To be done: Rewrite the rows from the first one up to and including the row with "738, 889, 781]", changing "colorbar" to "color-scale" wherever it occurs and leaving everything else as it is.

The input:

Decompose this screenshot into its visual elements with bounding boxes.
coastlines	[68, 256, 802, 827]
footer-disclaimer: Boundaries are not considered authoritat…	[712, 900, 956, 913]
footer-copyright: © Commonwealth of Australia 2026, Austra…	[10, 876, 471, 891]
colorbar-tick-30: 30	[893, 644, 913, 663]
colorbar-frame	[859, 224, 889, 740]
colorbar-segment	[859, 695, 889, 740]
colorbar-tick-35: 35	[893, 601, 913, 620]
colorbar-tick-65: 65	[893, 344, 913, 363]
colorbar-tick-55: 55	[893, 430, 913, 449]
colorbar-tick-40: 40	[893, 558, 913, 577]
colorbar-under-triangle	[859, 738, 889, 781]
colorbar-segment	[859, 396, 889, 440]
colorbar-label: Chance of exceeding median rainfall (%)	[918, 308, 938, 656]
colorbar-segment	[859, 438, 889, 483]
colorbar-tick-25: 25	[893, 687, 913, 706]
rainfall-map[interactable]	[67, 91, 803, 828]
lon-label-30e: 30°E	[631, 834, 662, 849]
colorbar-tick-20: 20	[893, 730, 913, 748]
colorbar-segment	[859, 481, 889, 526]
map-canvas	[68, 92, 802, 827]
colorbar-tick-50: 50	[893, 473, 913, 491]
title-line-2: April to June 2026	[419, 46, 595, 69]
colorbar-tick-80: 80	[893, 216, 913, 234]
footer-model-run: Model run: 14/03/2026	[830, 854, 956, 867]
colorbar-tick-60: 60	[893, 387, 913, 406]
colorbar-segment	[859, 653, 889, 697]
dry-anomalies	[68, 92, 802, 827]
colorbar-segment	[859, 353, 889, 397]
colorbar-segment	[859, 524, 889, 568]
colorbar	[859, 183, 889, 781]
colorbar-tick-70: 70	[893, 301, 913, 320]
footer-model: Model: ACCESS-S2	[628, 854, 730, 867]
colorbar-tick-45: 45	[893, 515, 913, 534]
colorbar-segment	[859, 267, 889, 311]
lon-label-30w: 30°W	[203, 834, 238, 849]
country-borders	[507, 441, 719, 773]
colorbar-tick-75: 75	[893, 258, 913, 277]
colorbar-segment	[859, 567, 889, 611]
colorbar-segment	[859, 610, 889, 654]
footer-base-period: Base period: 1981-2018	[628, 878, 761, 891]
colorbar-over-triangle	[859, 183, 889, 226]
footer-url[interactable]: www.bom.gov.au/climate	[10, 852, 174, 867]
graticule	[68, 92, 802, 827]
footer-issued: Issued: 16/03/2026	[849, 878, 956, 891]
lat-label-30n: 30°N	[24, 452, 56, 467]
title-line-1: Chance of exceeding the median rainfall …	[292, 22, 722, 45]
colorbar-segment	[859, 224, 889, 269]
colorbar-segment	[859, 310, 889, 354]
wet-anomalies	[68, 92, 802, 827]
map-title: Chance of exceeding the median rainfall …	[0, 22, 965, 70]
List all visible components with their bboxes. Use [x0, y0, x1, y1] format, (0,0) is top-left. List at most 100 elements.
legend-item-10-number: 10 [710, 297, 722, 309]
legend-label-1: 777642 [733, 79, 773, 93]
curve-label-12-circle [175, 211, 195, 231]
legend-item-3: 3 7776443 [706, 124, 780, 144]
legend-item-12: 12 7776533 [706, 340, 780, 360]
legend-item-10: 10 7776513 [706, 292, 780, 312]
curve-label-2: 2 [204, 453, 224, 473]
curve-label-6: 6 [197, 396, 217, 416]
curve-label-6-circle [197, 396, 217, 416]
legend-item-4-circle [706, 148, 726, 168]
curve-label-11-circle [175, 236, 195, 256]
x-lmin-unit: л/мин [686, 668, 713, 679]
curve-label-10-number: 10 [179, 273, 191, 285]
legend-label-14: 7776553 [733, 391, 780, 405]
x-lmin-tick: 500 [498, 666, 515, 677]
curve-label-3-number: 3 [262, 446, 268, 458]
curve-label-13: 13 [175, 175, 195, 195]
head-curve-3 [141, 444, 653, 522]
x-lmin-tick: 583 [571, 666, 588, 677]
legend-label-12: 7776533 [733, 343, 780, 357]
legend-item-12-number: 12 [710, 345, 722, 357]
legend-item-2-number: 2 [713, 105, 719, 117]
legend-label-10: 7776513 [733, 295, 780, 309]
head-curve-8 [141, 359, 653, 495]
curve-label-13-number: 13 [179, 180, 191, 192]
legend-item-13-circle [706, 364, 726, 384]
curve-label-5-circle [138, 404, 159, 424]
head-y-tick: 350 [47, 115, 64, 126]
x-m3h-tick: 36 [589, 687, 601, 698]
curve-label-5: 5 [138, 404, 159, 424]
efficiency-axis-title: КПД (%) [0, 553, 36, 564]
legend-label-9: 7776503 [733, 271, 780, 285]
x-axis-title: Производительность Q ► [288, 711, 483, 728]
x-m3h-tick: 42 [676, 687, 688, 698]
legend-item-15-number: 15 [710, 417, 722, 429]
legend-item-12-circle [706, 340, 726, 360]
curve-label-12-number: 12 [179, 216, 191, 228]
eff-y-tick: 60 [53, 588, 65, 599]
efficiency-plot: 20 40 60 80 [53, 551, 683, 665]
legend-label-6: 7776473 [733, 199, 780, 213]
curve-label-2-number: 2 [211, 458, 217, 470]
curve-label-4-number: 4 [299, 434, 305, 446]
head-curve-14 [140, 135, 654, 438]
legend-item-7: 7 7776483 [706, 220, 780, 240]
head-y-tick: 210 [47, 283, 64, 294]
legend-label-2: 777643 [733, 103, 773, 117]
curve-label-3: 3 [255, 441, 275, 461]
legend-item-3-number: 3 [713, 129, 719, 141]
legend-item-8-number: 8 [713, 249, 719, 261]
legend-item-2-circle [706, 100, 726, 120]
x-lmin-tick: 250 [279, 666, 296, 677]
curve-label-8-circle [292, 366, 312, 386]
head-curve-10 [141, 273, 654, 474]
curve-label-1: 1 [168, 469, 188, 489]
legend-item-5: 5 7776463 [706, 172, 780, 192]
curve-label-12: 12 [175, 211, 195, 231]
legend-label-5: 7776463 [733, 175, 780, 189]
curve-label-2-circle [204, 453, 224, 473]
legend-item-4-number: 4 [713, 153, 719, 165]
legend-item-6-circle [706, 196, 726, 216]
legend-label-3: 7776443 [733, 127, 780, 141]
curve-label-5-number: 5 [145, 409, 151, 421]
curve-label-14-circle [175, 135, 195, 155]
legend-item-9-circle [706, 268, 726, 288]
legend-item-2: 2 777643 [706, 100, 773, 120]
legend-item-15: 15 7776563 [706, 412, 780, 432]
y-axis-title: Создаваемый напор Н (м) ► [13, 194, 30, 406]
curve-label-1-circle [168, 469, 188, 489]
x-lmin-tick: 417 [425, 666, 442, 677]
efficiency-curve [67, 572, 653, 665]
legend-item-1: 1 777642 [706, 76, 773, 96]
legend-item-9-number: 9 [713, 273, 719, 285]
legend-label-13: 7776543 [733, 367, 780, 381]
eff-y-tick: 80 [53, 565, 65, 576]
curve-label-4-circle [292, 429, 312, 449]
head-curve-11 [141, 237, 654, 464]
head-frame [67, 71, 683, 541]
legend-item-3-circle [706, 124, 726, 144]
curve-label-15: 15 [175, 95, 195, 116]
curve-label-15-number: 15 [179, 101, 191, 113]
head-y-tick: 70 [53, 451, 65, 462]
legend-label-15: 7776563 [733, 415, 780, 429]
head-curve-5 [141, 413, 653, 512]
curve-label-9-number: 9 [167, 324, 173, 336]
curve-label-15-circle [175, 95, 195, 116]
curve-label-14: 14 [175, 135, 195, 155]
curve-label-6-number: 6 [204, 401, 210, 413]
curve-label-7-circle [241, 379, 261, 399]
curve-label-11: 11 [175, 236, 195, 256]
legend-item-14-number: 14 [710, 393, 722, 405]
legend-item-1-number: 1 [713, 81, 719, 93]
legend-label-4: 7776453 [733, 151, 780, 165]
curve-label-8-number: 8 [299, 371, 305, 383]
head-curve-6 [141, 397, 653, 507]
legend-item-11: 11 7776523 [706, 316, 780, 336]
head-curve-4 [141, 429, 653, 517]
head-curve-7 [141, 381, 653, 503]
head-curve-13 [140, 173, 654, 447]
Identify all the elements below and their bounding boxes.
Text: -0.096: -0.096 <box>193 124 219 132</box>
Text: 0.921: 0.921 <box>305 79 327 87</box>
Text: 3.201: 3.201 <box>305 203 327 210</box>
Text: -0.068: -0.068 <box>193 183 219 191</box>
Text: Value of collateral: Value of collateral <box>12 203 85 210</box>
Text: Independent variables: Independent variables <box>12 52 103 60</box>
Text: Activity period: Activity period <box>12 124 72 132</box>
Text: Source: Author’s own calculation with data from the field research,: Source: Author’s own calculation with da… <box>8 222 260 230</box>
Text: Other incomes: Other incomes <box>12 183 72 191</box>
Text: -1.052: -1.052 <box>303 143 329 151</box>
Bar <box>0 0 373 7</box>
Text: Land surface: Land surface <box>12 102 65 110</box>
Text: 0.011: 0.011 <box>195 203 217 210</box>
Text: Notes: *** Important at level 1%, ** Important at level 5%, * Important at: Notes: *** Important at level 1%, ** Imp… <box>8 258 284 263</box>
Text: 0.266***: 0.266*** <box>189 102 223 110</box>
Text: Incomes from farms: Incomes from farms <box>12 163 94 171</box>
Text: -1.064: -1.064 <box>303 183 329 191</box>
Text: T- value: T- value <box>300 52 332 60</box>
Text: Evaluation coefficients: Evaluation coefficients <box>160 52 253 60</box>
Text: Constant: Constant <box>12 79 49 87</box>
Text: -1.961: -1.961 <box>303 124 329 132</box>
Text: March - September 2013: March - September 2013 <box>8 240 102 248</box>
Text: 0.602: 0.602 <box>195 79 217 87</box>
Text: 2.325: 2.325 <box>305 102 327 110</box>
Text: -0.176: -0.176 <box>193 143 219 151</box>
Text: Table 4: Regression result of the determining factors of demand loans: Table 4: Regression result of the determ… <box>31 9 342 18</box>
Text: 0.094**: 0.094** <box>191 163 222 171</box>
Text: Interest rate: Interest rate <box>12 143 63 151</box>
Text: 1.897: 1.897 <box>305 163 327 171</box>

Output of the exercise:
Decompose this screenshot into its visual elements with bounding boxes.
coastlines	[68, 256, 802, 827]
footer-disclaimer: Boundaries are not considered authoritat…	[712, 900, 956, 913]
footer-copyright: © Commonwealth of Australia 2026, Austra…	[10, 876, 471, 891]
color-scale-tick-30: 30	[893, 644, 913, 663]
color-scale-frame	[859, 224, 889, 740]
color-scale-segment	[859, 695, 889, 740]
color-scale-tick-35: 35	[893, 601, 913, 620]
color-scale-tick-65: 65	[893, 344, 913, 363]
color-scale-tick-55: 55	[893, 430, 913, 449]
color-scale-tick-40: 40	[893, 558, 913, 577]
color-scale-under-triangle	[859, 738, 889, 781]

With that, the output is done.